» **What you should do**
Reproduce each line bearing the word "shelter".

-- start of Exercise material --

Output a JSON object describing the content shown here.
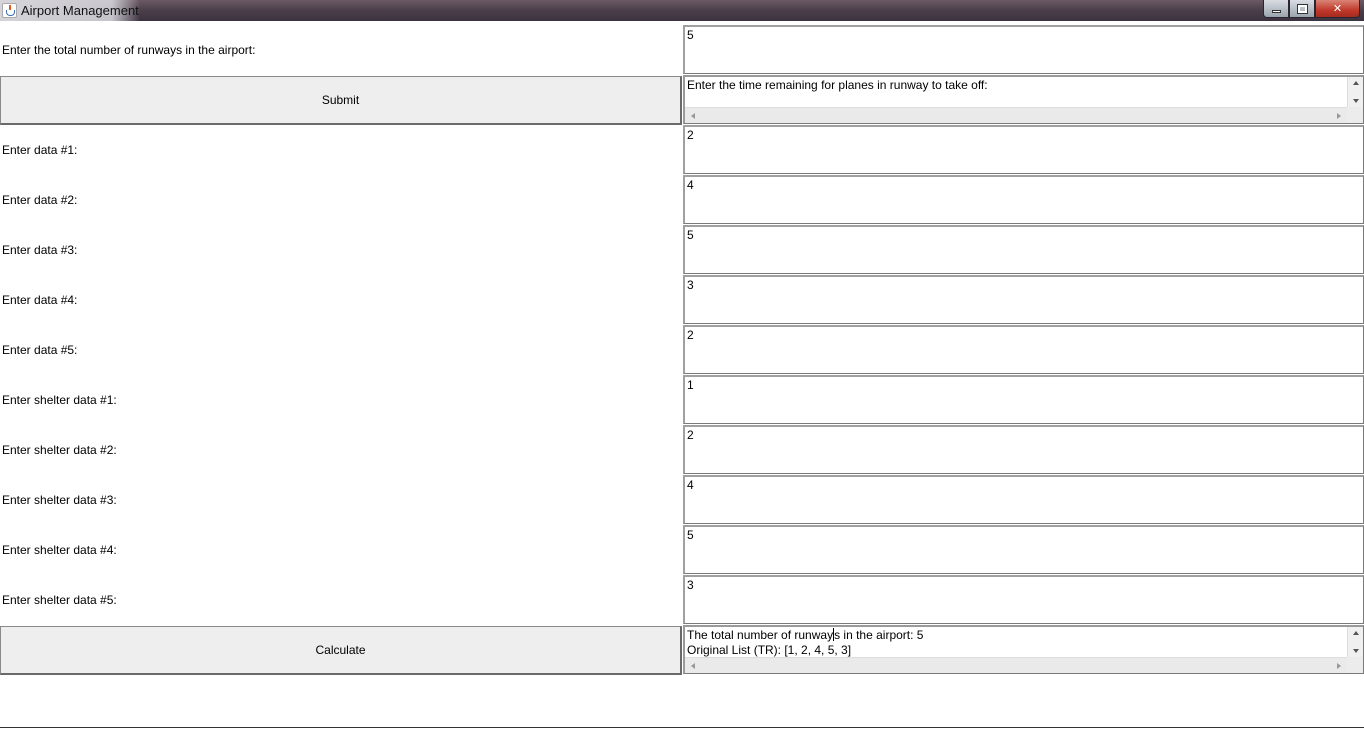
{
  "window": {
    "title": "Airport Management"
  },
  "runways": {
    "label": "Enter the total number of runways in the airport:",
    "value": "5"
  },
  "submit": {
    "label": "Submit",
    "prompt_text": "Enter the time remaining for planes in runway to take off:"
  },
  "data_rows": [
    {
      "label": "Enter data #1:",
      "value": "2"
    },
    {
      "label": "Enter data #2:",
      "value": "4"
    },
    {
      "label": "Enter data #3:",
      "value": "5"
    },
    {
      "label": "Enter data #4:",
      "value": "3"
    },
    {
      "label": "Enter data #5:",
      "value": "2"
    },
    {
      "label": "Enter shelter data #1:",
      "value": "1"
    },
    {
      "label": "Enter shelter data #2:",
      "value": "2"
    },
    {
      "label": "Enter shelter data #3:",
      "value": "4"
    },
    {
      "label": "Enter shelter data #4:",
      "value": "5"
    },
    {
      "label": "Enter shelter data #5:",
      "value": "3"
    }
  ],
  "calculate": {
    "label": "Calculate",
    "output_line1_before_caret": "The total number of runway",
    "output_line1_after_caret": "s in the airport: 5",
    "output_line2": "Original List (TR): [1, 2, 4, 5, 3]"
  }
}
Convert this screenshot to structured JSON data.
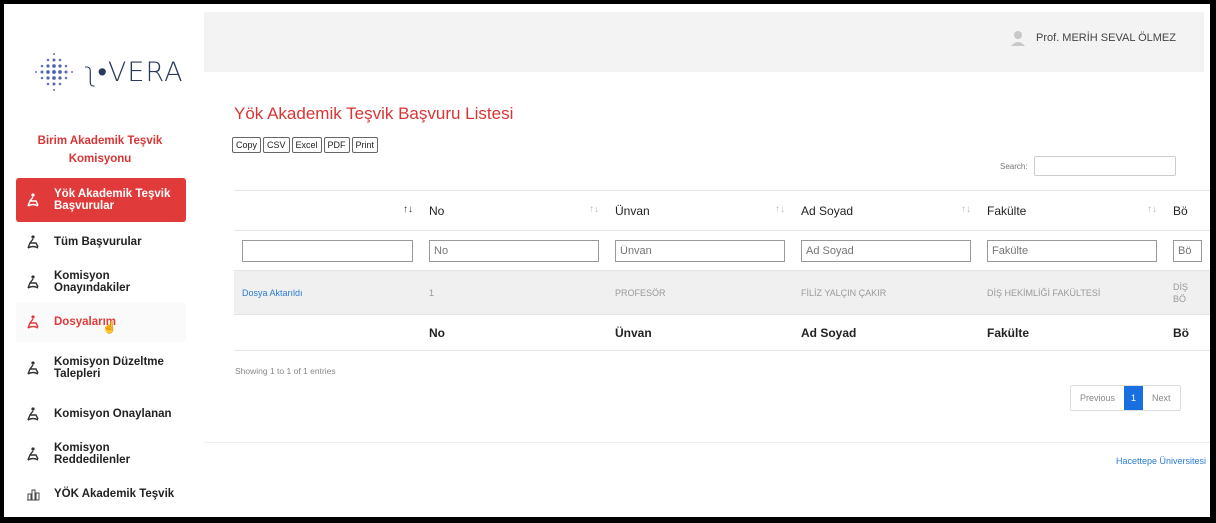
{
  "app": {
    "logo_text": "ʅ•VERA",
    "org_title_line1": "Birim Akademik Teşvik",
    "org_title_line2": "Komisyonu"
  },
  "user": {
    "name": "Prof. MERİH SEVAL ÖLMEZ"
  },
  "sidebar": {
    "items": [
      {
        "label": "Yök Akademik Teşvik",
        "label2": "Başvurular",
        "icon": "person-icon",
        "state": "active"
      },
      {
        "label": "Tüm Başvurular",
        "icon": "person-icon"
      },
      {
        "label": "Komisyon Onayındakiler",
        "icon": "person-icon"
      },
      {
        "label": "Dosyalarım",
        "icon": "person-icon",
        "state": "hover"
      },
      {
        "label": "Komisyon Düzeltme",
        "label2": "Talepleri",
        "icon": "person-icon"
      },
      {
        "label": "Komisyon Onaylanan",
        "icon": "person-icon"
      },
      {
        "label": "Komisyon Reddedilenler",
        "icon": "person-icon"
      },
      {
        "label": "YÖK Akademik Teşvik",
        "icon": "chart-icon"
      }
    ]
  },
  "main": {
    "title": "Yök Akademik Teşvik Başvuru Listesi",
    "export_buttons": [
      "Copy",
      "CSV",
      "Excel",
      "PDF",
      "Print"
    ],
    "search_label": "Search:",
    "table": {
      "headers": [
        "",
        "No",
        "Ünvan",
        "Ad Soyad",
        "Fakülte",
        "Bö"
      ],
      "filter_placeholders": [
        "",
        "No",
        "Ünvan",
        "Ad Soyad",
        "Fakülte",
        "Bö"
      ],
      "rows": [
        {
          "status": "Dosya Aktarıldı",
          "no": "1",
          "unvan": "PROFESÖR",
          "ad_soyad": "FİLİZ YALÇIN ÇAKIR",
          "fakulte": "DİŞ HEKİMLİĞİ FAKÜLTESİ",
          "bolum_1": "DİŞ",
          "bolum_2": "BÖ"
        }
      ],
      "footers": [
        "",
        "No",
        "Ünvan",
        "Ad Soyad",
        "Fakülte",
        "Bö"
      ]
    },
    "info": "Showing 1 to 1 of 1 entries",
    "pager": {
      "previous": "Previous",
      "current": "1",
      "next": "Next"
    }
  },
  "footer": {
    "text": "Hacettepe Üniversitesi"
  },
  "colors": {
    "accent": "#e03a3a",
    "link": "#2a7bd3",
    "pager_active": "#1a6fe0"
  }
}
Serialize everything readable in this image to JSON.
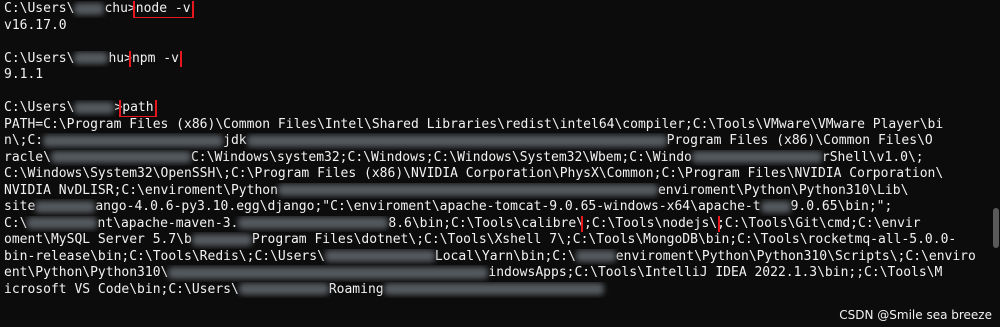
{
  "terminal": {
    "blocks": [
      {
        "prompt": "C:\\Users\\",
        "prompt_tail": "chu>",
        "command": "node -v",
        "output": "v16.17.0"
      },
      {
        "prompt": "C:\\Users\\",
        "prompt_tail": "hu>",
        "command": "npm -v",
        "output": "9.1.1"
      },
      {
        "prompt": "C:\\Users\\",
        "prompt_tail": ">",
        "command": "path",
        "output": ""
      }
    ],
    "path_lines": [
      "PATH=C:\\Program Files (x86)\\Common Files\\Intel\\Shared Libraries\\redist\\intel64\\compiler;C:\\Tools\\VMware\\VMware Player\\bi",
      "n\\;C:",
      "racle\\",
      "C:\\Windows\\System32\\OpenSSH\\;C:\\Program Files (x86)\\NVIDIA Corporation\\PhysX\\Common;C:\\Program Files\\NVIDIA Corporation\\",
      "NVIDIA NvDLISR;C:\\enviroment\\",
      "site",
      "C:\\",
      "oment\\MySQL Server 5.7\\b",
      "bin-release\\bin;C:\\Tools\\Redis\\;C:\\Users\\",
      "ent\\Python\\Python310\\",
      "icrosoft VS Code\\bin;C:\\Users\\"
    ],
    "path_fragments": {
      "l2a": "jdk",
      "l2b": "Program Files (x86)\\Common Files\\O",
      "l3a": "C:\\Windows\\system32;C:\\Windows;C:\\Windows\\System32\\Wbem;C:\\Windo",
      "l3b": "rShell\\v1.0\\;",
      "l5a": "Python",
      "l5b": "enviroment\\Python\\Python310\\Lib\\",
      "l6a": "ango-4.0.6-py3.10.egg\\django;\"C:\\enviroment\\apache-tomcat-9.0.65-windows-x64\\apache-t",
      "l6b": "9.0.65\\bin;\";",
      "l7a": "nt\\apache-maven-3.",
      "l7b": "8.6\\bin;C:\\Tools\\calibre\\",
      "l7hl": ";C:\\Tools\\nodejs\\",
      "l7c": ";C:\\Tools\\Git\\cmd;C:\\envir",
      "l8a": "Program Files\\dotnet\\;C:\\Tools\\Xshell 7\\;C:\\Tools\\MongoDB\\bin;C:\\Tools\\rocketmq-all-5.0.0-",
      "l9a": "Local\\Yarn\\bin;C:\\",
      "l9b": "enviroment\\Python\\Python310\\Scripts\\;C:\\enviro",
      "l10a": "indowsApps;C:\\Tools\\IntelliJ IDEA 2022.1.3\\bin;;C:\\Tools\\M",
      "l11a": "Roaming"
    }
  },
  "watermark": "CSDN @Smile sea breeze",
  "colors": {
    "background": "#0c0c0c",
    "text": "#f2f2f2",
    "highlight_box": "#e8171e"
  }
}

-- end of Exercise material --

» **Answer below**
      "label": "Enter shelter data #1:",
      "label": "Enter shelter data #2:",
      "label": "Enter shelter data #3:",
      "label": "Enter shelter data #4:",
      "label": "Enter shelter data #5:",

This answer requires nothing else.